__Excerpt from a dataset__

********************

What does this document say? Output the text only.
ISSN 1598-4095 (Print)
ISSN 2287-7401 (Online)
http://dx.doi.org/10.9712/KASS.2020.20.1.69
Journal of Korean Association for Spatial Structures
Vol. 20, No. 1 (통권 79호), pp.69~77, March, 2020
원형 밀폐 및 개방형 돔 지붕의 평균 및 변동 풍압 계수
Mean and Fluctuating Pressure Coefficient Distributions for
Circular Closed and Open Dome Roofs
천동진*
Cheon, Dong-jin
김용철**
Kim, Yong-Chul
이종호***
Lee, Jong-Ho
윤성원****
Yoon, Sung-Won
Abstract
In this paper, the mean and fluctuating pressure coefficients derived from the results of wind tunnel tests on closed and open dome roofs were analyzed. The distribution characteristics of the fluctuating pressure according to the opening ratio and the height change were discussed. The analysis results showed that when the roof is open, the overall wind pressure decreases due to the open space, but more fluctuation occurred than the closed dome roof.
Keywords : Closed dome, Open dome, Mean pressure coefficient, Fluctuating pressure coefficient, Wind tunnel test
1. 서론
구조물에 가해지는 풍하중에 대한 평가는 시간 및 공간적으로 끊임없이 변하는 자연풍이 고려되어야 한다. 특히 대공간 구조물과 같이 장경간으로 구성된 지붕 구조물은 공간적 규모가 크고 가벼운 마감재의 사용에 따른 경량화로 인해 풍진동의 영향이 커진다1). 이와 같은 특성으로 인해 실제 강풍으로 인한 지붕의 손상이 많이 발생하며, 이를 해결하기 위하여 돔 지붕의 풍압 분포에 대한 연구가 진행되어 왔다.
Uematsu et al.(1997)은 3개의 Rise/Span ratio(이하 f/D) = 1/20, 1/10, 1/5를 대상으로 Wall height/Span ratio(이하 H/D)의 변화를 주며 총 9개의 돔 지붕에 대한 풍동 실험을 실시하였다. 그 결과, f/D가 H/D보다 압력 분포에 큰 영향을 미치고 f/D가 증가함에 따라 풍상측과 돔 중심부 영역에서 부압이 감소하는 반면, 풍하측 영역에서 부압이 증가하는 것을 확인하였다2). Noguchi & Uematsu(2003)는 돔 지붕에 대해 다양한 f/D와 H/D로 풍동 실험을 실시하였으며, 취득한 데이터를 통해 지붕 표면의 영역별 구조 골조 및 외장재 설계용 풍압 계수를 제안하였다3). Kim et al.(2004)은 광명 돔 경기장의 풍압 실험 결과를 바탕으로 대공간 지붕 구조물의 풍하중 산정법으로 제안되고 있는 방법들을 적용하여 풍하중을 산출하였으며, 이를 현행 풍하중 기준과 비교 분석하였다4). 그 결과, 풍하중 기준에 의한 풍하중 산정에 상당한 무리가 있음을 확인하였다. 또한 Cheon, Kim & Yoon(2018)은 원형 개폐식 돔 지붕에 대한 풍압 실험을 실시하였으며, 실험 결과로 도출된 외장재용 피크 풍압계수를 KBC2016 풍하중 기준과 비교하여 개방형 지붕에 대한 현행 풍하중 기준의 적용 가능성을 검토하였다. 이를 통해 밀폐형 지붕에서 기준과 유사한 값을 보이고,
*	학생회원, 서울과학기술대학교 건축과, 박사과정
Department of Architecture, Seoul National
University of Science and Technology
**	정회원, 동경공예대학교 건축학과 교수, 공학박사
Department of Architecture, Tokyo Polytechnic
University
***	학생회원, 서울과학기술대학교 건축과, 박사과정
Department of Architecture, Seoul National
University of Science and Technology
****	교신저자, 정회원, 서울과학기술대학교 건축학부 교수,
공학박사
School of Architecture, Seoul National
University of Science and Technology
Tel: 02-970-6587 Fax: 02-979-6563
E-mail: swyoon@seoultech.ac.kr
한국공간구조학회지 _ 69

********************

Every line of the data above should be reproduced word for word.

What does this document say? Output the text only.
ISSN 1598-4095 (Print)
ISSN 2287-7401 (Online)
http://dx.doi.org/10.9712/KASS.2020.20.1.69
Journal of Korean Association for Spatial Structures
Vol. 20, No. 1 (통권 79호), pp.69~77, March, 2020
원형 밀폐 및 개방형 돔 지붕의 평균 및 변동 풍압 계수
Mean and Fluctuating Pressure Coefficient Distributions for
Circular Closed and Open Dome Roofs
천동진*
Cheon, Dong-jin
김용철**
Kim, Yong-Chul
이종호***
Lee, Jong-Ho
윤성원****
Yoon, Sung-Won
Abstract
In this paper, the mean and fluctuating pressure coefficients derived from the results of wind tunnel tests on closed and open dome roofs were analyzed. The distribution characteristics of the fluctuating pressure according to the opening ratio and the height change were discussed. The analysis results showed that when the roof is open, the overall wind pressure decreases due to the open space, but more fluctuation occurred than the closed dome roof.
Keywords : Closed dome, Open dome, Mean pressure coefficient, Fluctuating pressure coefficient, Wind tunnel test
1. 서론
구조물에 가해지는 풍하중에 대한 평가는 시간 및 공간적으로 끊임없이 변하는 자연풍이 고려되어야 한다. 특히 대공간 구조물과 같이 장경간으로 구성된 지붕 구조물은 공간적 규모가 크고 가벼운 마감재의 사용에 따른 경량화로 인해 풍진동의 영향이 커진다1). 이와 같은 특성으로 인해 실제 강풍으로 인한 지붕의 손상이 많이 발생하며, 이를 해결하기 위하여 돔 지붕의 풍압 분포에 대한 연구가 진행되어 왔다.
Uematsu et al.(1997)은 3개의 Rise/Span ratio(이하 f/D) = 1/20, 1/10, 1/5를 대상으로 Wall height/Span ratio(이하 H/D)의 변화를 주며 총 9개의 돔 지붕에 대한 풍동 실험을 실시하였다. 그 결과, f/D가 H/D보다 압력 분포에 큰 영향을 미치고 f/D가 증가함에 따라 풍상측과 돔 중심부 영역에서 부압이 감소하는 반면, 풍하측 영역에서 부압이 증가하는 것을 확인하였다2). Noguchi & Uematsu(2003)는 돔 지붕에 대해 다양한 f/D와 H/D로 풍동 실험을 실시하였으며, 취득한 데이터를 통해 지붕 표면의 영역별 구조 골조 및 외장재 설계용 풍압 계수를 제안하였다3). Kim et al.(2004)은 광명 돔 경기장의 풍압 실험 결과를 바탕으로 대공간 지붕 구조물의 풍하중 산정법으로 제안되고 있는 방법들을 적용하여 풍하중을 산출하였으며, 이를 현행 풍하중 기준과 비교 분석하였다4). 그 결과, 풍하중 기준에 의한 풍하중 산정에 상당한 무리가 있음을 확인하였다. 또한 Cheon, Kim & Yoon(2018)은 원형 개폐식 돔 지붕에 대한 풍압 실험을 실시하였으며, 실험 결과로 도출된 외장재용 피크 풍압계수를 KBC2016 풍하중 기준과 비교하여 개방형 지붕에 대한 현행 풍하중 기준의 적용 가능성을 검토하였다. 이를 통해 밀폐형 지붕에서 기준과 유사한 값을 보이고,
*	학생회원, 서울과학기술대학교 건축과, 박사과정
Department of Architecture, Seoul National
University of Science and Technology
**	정회원, 동경공예대학교 건축학과 교수, 공학박사
Department of Architecture, Tokyo Polytechnic
University
***	학생회원, 서울과학기술대학교 건축과, 박사과정
Department of Architecture, Seoul National
University of Science and Technology
****	교신저자, 정회원, 서울과학기술대학교 건축학부 교수,
공학박사
School of Architecture, Seoul National
University of Science and Technology
Tel: 02-970-6587 Fax: 02-979-6563
E-mail: swyoon@seoultech.ac.kr
한국공간구조학회지 _ 69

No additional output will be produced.